Written task: In how many lines does the string "system" appear? Answer with the number only.

# # # #

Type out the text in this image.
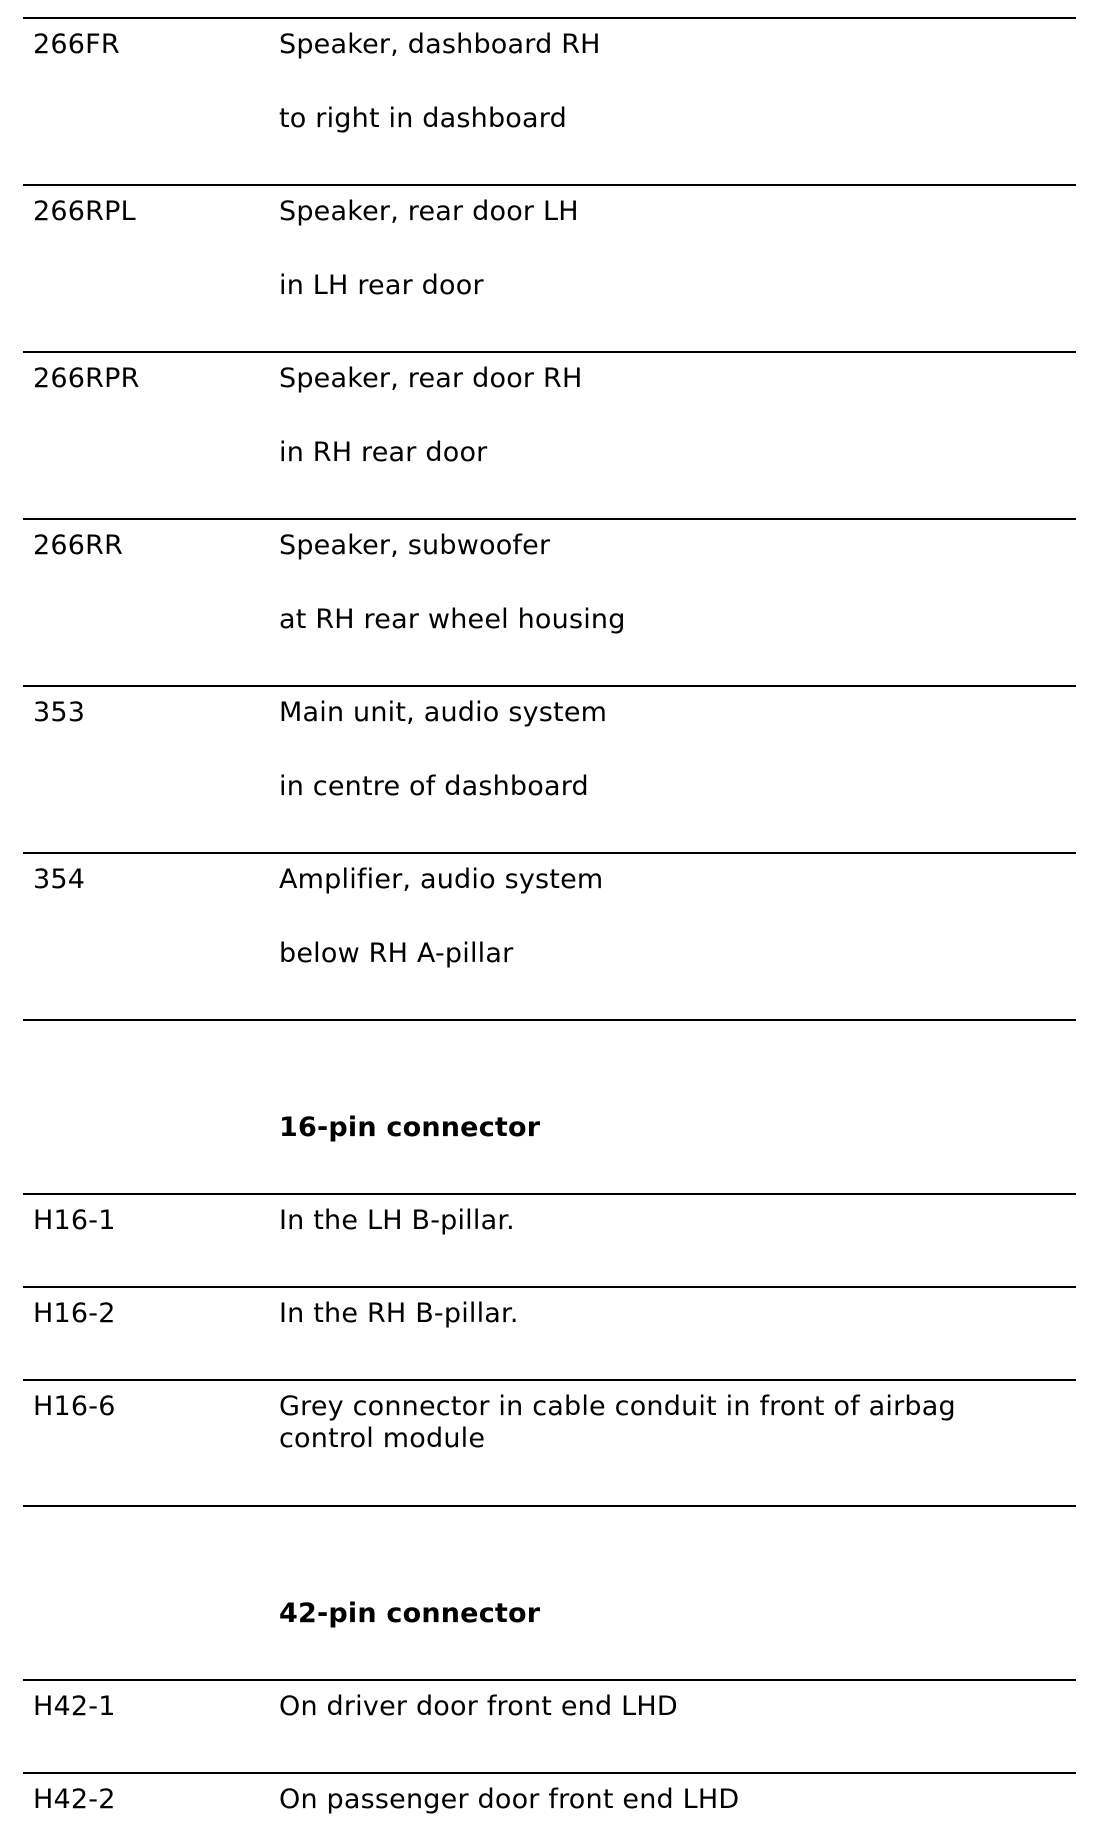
266FR	Speaker, dashboard RH
to right in dashboard
266RPL	Speaker, rear door LH
in LH rear door
266RPR	Speaker, rear door RH
in RH rear door
266RR	Speaker, subwoofer
at RH rear wheel housing
353	Main unit, audio system
in centre of dashboard
354	Amplifier, audio system
below RH A-pillar
16-pin connector
H16-1	In the LH B-pillar.
H16-2	In the RH B-pillar.
H16-6	Grey connector in cable conduit in front of airbag control module
42-pin connector
H42-1	On driver door front end LHD
H42-2	On passenger door front end LHD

# # # #

Task answer: 2